Written instruction
Make an exact copy of the entries, and keep any pictures out of it.

Listing
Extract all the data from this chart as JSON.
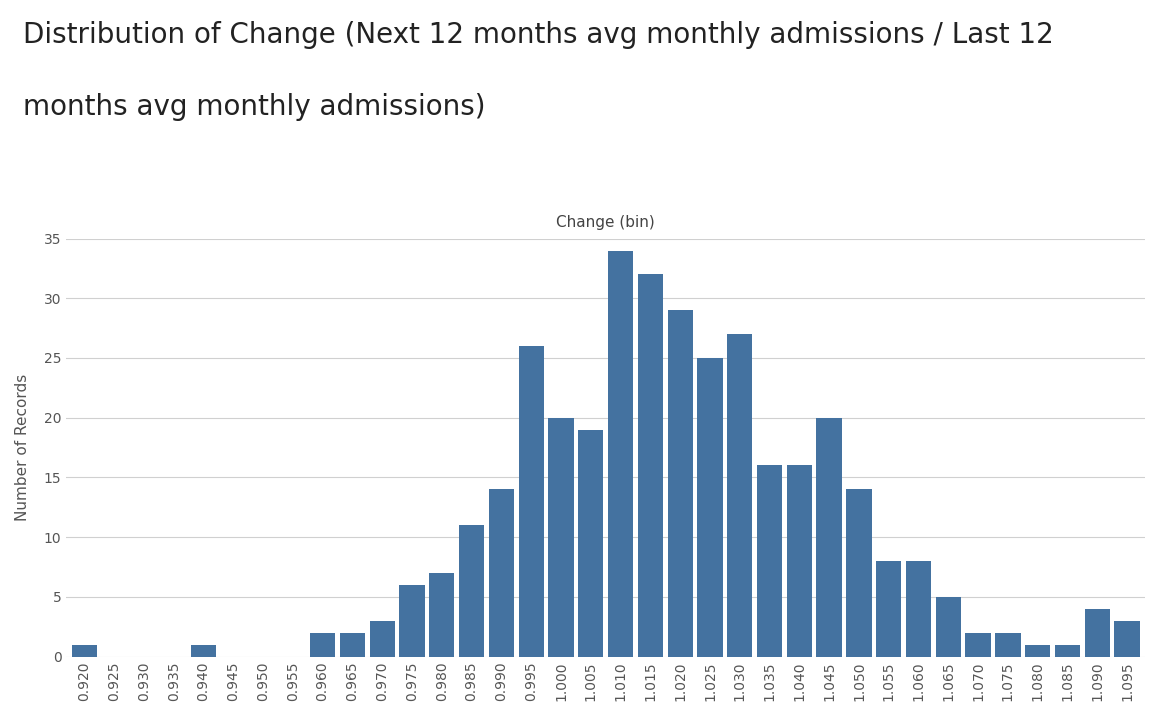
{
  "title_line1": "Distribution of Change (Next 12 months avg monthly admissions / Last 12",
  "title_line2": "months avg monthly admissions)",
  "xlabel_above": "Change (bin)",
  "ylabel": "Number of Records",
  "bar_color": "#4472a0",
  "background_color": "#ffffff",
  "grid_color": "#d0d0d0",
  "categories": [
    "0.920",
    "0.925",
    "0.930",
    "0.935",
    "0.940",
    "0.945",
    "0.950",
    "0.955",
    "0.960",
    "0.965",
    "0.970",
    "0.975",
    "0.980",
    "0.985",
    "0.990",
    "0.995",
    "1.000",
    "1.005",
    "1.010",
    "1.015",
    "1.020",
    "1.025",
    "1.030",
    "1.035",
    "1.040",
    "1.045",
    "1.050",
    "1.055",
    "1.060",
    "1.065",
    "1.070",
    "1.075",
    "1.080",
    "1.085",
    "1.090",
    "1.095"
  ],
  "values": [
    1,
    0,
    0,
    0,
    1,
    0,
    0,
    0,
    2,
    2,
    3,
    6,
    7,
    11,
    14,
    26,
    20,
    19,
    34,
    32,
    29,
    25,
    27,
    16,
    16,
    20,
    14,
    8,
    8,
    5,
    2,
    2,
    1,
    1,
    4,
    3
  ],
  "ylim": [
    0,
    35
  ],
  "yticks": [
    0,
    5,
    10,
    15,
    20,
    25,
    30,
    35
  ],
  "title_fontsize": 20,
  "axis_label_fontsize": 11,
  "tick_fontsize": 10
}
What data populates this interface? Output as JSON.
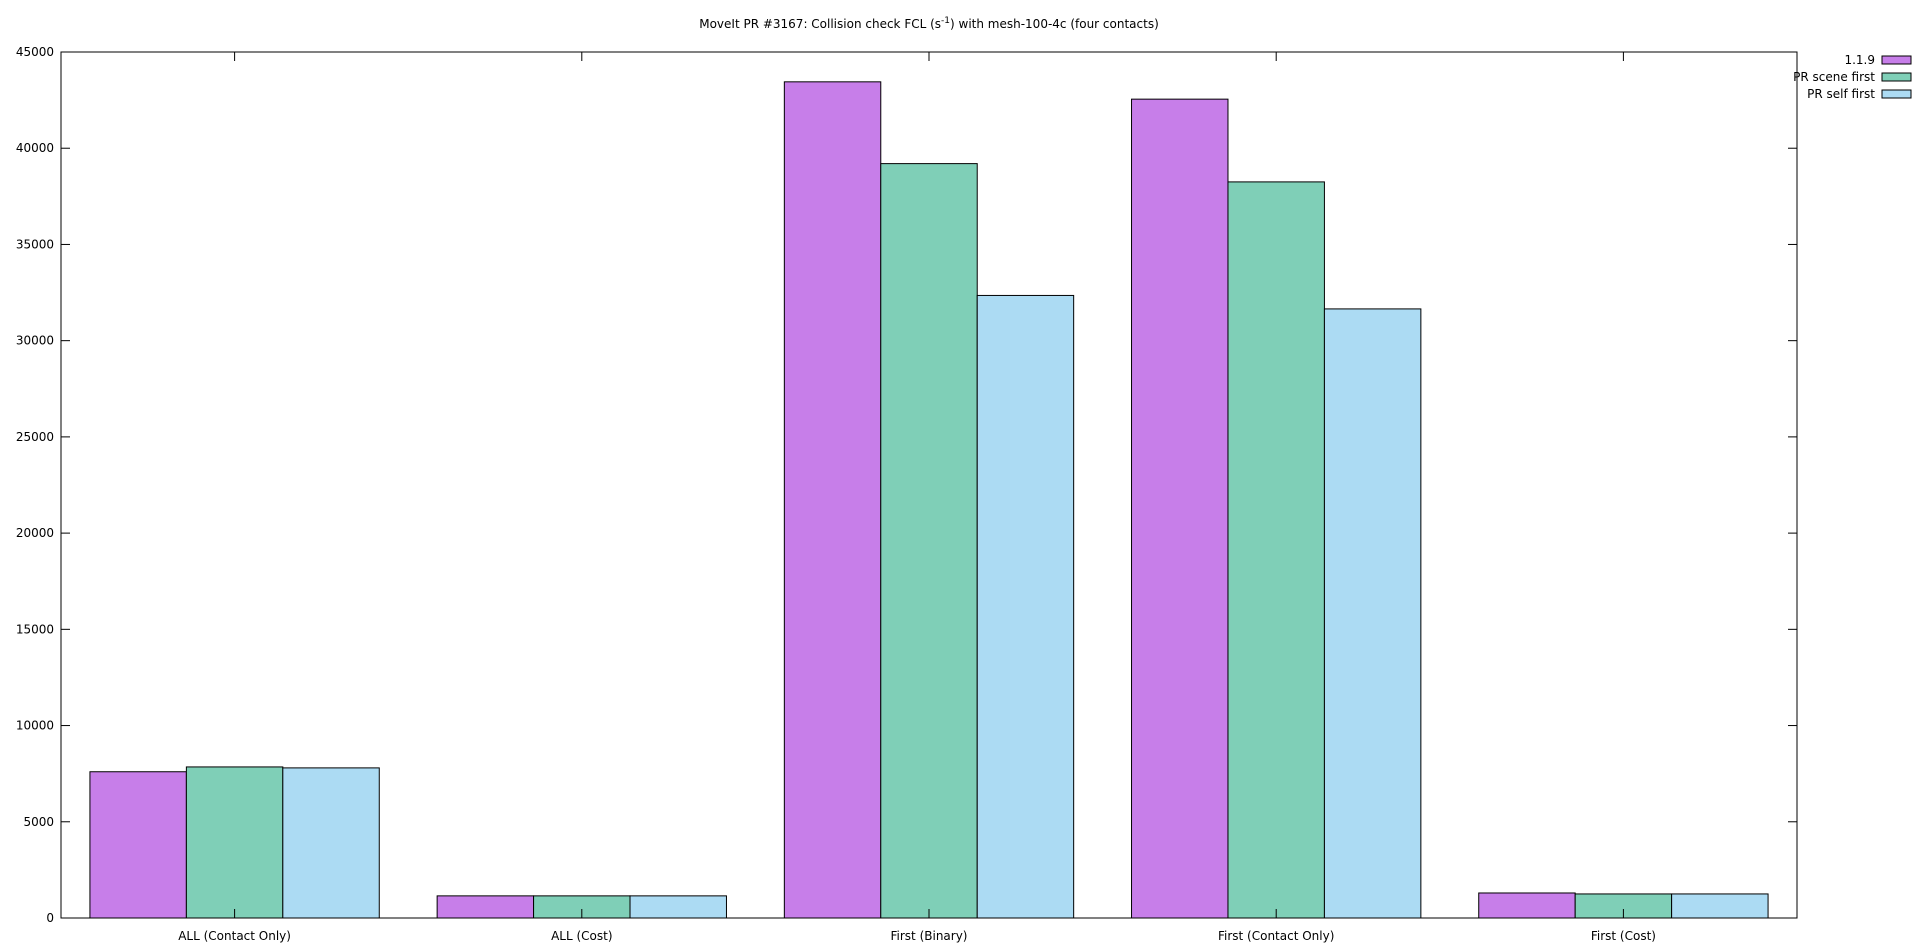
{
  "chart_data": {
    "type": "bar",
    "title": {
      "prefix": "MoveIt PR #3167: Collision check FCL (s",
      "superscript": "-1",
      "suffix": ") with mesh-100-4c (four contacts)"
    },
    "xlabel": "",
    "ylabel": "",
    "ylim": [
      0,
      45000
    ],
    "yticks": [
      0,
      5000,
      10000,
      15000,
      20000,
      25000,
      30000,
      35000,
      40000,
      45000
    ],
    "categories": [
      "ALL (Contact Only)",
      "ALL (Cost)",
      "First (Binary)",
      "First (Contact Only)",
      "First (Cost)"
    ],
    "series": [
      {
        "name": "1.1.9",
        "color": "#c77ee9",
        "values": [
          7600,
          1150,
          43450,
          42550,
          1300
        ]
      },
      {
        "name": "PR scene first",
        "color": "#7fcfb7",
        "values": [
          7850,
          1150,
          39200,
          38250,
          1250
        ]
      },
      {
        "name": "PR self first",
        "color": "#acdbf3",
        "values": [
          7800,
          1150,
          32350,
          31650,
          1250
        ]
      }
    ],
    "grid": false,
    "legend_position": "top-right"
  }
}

In response
Extract all the data from this chart as JSON.
{
  "title_line1": "Distribution of Change (Next 12 months avg monthly admissions / Last 12",
  "title_line2": "months avg monthly admissions)",
  "xlabel_above": "Change (bin)",
  "ylabel": "Number of Records",
  "bar_color": "#4472a0",
  "background_color": "#ffffff",
  "grid_color": "#d0d0d0",
  "categories": [
    "0.920",
    "0.925",
    "0.930",
    "0.935",
    "0.940",
    "0.945",
    "0.950",
    "0.955",
    "0.960",
    "0.965",
    "0.970",
    "0.975",
    "0.980",
    "0.985",
    "0.990",
    "0.995",
    "1.000",
    "1.005",
    "1.010",
    "1.015",
    "1.020",
    "1.025",
    "1.030",
    "1.035",
    "1.040",
    "1.045",
    "1.050",
    "1.055",
    "1.060",
    "1.065",
    "1.070",
    "1.075",
    "1.080",
    "1.085",
    "1.090",
    "1.095"
  ],
  "values": [
    1,
    0,
    0,
    0,
    1,
    0,
    0,
    0,
    2,
    2,
    3,
    6,
    7,
    11,
    14,
    26,
    20,
    19,
    34,
    32,
    29,
    25,
    27,
    16,
    16,
    20,
    14,
    8,
    8,
    5,
    2,
    2,
    1,
    1,
    4,
    3
  ],
  "ylim": [
    0,
    35
  ],
  "yticks": [
    0,
    5,
    10,
    15,
    20,
    25,
    30,
    35
  ],
  "title_fontsize": 20,
  "axis_label_fontsize": 11,
  "tick_fontsize": 10
}
What data populates this interface? Output as JSON.
{
  "chart_data": {
    "type": "bar",
    "title": {
      "prefix": "MoveIt PR #3167: Collision check FCL (s",
      "superscript": "-1",
      "suffix": ") with mesh-100-4c (four contacts)"
    },
    "xlabel": "",
    "ylabel": "",
    "ylim": [
      0,
      45000
    ],
    "yticks": [
      0,
      5000,
      10000,
      15000,
      20000,
      25000,
      30000,
      35000,
      40000,
      45000
    ],
    "categories": [
      "ALL (Contact Only)",
      "ALL (Cost)",
      "First (Binary)",
      "First (Contact Only)",
      "First (Cost)"
    ],
    "series": [
      {
        "name": "1.1.9",
        "color": "#c77ee9",
        "values": [
          7600,
          1150,
          43450,
          42550,
          1300
        ]
      },
      {
        "name": "PR scene first",
        "color": "#7fcfb7",
        "values": [
          7850,
          1150,
          39200,
          38250,
          1250
        ]
      },
      {
        "name": "PR self first",
        "color": "#acdbf3",
        "values": [
          7800,
          1150,
          32350,
          31650,
          1250
        ]
      }
    ],
    "grid": false,
    "legend_position": "top-right"
  }
}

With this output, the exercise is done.